* **Task brief**: Check each line of the material. Copy those containing "Monitoring".

====================

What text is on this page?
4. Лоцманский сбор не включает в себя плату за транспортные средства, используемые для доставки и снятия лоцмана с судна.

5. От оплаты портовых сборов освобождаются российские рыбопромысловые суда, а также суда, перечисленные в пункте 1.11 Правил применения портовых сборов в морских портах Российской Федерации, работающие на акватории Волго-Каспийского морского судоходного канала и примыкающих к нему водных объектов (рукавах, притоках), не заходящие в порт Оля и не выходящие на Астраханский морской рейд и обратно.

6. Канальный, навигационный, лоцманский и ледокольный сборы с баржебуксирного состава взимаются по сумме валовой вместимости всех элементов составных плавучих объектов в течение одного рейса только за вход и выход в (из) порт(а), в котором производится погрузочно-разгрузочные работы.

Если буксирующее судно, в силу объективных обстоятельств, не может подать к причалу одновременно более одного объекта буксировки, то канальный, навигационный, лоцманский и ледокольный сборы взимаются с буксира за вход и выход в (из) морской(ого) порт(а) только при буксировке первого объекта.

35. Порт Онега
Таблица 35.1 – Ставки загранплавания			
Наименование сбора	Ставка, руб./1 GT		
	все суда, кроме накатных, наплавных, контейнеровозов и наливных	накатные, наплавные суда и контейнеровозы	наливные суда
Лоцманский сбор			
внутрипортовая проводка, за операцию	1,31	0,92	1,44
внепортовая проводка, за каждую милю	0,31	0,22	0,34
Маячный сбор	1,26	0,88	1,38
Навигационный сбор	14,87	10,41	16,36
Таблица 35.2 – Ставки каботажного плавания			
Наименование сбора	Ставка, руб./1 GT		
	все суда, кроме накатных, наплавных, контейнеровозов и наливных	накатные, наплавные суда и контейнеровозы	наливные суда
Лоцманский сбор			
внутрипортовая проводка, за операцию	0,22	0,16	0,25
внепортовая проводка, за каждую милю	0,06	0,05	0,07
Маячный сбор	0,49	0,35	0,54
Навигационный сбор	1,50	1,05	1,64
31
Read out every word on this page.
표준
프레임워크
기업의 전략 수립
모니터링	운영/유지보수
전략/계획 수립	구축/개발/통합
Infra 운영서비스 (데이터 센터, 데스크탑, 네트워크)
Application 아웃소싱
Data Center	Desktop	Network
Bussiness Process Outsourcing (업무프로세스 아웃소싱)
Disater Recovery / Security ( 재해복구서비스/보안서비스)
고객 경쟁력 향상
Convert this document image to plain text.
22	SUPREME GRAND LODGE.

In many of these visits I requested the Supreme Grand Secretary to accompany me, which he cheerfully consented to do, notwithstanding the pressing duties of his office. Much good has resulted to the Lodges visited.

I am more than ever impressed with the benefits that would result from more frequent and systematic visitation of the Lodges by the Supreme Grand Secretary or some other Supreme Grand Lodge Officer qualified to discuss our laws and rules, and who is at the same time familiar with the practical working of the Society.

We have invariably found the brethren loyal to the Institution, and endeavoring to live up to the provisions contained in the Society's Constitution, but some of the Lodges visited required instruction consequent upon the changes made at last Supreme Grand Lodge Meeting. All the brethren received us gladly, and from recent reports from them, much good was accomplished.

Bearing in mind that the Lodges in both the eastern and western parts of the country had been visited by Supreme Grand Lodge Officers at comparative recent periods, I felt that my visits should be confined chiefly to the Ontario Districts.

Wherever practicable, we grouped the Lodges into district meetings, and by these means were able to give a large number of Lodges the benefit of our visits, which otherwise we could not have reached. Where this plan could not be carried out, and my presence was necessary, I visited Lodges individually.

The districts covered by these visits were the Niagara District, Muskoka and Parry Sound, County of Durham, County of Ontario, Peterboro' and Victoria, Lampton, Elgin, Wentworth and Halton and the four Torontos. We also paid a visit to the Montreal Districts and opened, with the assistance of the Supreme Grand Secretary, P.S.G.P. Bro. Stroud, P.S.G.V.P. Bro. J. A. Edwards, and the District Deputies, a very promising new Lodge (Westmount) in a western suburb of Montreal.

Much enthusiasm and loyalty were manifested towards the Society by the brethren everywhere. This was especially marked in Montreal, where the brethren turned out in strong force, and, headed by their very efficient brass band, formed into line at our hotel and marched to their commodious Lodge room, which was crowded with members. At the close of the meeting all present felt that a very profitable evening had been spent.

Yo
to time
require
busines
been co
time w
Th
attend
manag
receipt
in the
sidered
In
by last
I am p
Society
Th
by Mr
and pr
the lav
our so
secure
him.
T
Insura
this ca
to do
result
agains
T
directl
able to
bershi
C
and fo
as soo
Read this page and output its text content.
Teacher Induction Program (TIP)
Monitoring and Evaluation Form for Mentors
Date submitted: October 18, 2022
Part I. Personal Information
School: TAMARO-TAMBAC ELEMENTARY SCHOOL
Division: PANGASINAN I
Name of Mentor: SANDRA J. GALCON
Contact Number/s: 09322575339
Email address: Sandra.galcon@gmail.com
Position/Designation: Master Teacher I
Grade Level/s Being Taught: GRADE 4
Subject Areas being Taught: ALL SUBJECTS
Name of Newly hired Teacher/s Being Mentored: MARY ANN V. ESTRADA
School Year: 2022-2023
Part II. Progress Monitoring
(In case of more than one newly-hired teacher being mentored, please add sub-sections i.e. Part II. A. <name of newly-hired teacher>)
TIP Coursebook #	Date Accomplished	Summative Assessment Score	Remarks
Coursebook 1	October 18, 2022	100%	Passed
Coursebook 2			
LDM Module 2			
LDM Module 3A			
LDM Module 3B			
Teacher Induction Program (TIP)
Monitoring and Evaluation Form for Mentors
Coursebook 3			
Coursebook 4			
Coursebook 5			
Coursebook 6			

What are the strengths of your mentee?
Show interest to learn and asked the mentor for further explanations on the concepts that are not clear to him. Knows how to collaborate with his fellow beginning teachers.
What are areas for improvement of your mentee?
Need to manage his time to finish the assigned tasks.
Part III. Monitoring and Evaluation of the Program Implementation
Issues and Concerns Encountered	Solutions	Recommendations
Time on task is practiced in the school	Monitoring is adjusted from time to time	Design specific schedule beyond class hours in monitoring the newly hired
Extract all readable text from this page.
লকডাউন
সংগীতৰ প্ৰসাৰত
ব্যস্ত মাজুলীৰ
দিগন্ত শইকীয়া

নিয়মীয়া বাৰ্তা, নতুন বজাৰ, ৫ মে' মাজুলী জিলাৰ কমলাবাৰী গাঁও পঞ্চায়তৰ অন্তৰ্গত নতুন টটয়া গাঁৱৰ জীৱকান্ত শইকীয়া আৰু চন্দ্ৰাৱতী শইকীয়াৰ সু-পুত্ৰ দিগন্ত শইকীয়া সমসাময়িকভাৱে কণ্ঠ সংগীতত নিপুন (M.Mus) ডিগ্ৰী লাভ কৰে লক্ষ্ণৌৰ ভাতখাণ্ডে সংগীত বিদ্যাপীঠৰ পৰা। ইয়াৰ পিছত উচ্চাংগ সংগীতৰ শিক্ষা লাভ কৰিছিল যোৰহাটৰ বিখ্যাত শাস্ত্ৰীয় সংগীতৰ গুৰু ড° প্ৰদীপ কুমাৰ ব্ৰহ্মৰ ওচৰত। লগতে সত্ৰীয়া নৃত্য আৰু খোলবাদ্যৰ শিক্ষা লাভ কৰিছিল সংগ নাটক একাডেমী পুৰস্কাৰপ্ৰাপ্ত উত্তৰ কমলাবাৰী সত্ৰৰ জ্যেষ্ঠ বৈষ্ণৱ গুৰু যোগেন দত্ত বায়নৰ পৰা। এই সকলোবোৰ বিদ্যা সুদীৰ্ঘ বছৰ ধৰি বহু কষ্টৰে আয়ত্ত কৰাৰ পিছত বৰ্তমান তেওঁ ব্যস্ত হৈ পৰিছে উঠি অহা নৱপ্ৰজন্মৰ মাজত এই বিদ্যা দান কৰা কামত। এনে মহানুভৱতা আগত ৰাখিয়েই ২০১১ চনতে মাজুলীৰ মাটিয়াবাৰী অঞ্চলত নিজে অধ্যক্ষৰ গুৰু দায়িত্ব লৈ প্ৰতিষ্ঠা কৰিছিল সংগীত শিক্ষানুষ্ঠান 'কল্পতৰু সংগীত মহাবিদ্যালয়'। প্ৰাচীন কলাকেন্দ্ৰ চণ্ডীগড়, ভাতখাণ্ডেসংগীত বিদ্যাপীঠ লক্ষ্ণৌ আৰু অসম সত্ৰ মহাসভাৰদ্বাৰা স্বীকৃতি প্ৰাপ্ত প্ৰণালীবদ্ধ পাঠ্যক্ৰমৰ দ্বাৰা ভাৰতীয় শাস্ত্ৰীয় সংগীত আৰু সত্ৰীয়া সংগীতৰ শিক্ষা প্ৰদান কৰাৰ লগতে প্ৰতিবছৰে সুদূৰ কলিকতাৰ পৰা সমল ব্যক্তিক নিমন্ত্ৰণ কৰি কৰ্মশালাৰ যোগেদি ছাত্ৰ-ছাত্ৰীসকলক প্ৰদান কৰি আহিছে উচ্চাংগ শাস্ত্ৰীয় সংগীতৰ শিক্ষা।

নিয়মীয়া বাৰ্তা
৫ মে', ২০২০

====================

* **Answer to this task**:
Monitoring and Evaluation Form for Mentors
Part II. Progress Monitoring
Monitoring and Evaluation Form for Mentors
Part III. Monitoring and Evaluation of the Program Implementation
Time on task is practiced in the school	Monitoring is adjusted from time to time	Design specific schedule beyond class hours in monitoring the newly hired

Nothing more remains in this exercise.